(Lines of data)

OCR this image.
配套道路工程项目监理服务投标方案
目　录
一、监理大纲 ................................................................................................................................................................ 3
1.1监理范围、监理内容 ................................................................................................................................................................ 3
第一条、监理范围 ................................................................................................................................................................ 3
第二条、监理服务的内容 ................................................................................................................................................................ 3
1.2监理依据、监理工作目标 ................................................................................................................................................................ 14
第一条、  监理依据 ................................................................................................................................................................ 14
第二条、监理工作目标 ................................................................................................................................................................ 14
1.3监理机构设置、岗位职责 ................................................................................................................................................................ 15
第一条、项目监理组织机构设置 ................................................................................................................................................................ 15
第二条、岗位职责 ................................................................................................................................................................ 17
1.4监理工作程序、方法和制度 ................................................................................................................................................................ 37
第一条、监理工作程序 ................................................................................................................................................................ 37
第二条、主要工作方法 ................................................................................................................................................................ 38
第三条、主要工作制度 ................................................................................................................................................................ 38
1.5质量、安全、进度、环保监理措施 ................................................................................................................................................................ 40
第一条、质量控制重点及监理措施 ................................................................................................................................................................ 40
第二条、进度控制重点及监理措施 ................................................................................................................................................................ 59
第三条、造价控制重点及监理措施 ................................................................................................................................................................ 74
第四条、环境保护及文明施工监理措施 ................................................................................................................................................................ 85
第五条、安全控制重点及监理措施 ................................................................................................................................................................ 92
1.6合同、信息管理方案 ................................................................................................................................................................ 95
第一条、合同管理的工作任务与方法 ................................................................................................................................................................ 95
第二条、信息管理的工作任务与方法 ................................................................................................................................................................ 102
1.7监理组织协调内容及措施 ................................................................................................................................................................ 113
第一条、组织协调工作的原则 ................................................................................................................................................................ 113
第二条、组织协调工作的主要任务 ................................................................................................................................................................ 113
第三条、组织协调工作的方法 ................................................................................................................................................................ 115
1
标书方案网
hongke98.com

§ **TASK DESCRIPTION**
Output every record above exactly as it appears.

§ **WRITTEN SOLUTION**
OCR this image.
配套道路工程项目监理服务投标方案
目　录
一、监理大纲 ................................................................................................................................................................ 3
1.1监理范围、监理内容 ................................................................................................................................................................ 3
第一条、监理范围 ................................................................................................................................................................ 3
第二条、监理服务的内容 ................................................................................................................................................................ 3
1.2监理依据、监理工作目标 ................................................................................................................................................................ 14
第一条、  监理依据 ................................................................................................................................................................ 14
第二条、监理工作目标 ................................................................................................................................................................ 14
1.3监理机构设置、岗位职责 ................................................................................................................................................................ 15
第一条、项目监理组织机构设置 ................................................................................................................................................................ 15
第二条、岗位职责 ................................................................................................................................................................ 17
1.4监理工作程序、方法和制度 ................................................................................................................................................................ 37
第一条、监理工作程序 ................................................................................................................................................................ 37
第二条、主要工作方法 ................................................................................................................................................................ 38
第三条、主要工作制度 ................................................................................................................................................................ 38
1.5质量、安全、进度、环保监理措施 ................................................................................................................................................................ 40
第一条、质量控制重点及监理措施 ................................................................................................................................................................ 40
第二条、进度控制重点及监理措施 ................................................................................................................................................................ 59
第三条、造价控制重点及监理措施 ................................................................................................................................................................ 74
第四条、环境保护及文明施工监理措施 ................................................................................................................................................................ 85
第五条、安全控制重点及监理措施 ................................................................................................................................................................ 92
1.6合同、信息管理方案 ................................................................................................................................................................ 95
第一条、合同管理的工作任务与方法 ................................................................................................................................................................ 95
第二条、信息管理的工作任务与方法 ................................................................................................................................................................ 102
1.7监理组织协调内容及措施 ................................................................................................................................................................ 113
第一条、组织协调工作的原则 ................................................................................................................................................................ 113
第二条、组织协调工作的主要任务 ................................................................................................................................................................ 113
第三条、组织协调工作的方法 ................................................................................................................................................................ 115
1
标书方案网
hongke98.com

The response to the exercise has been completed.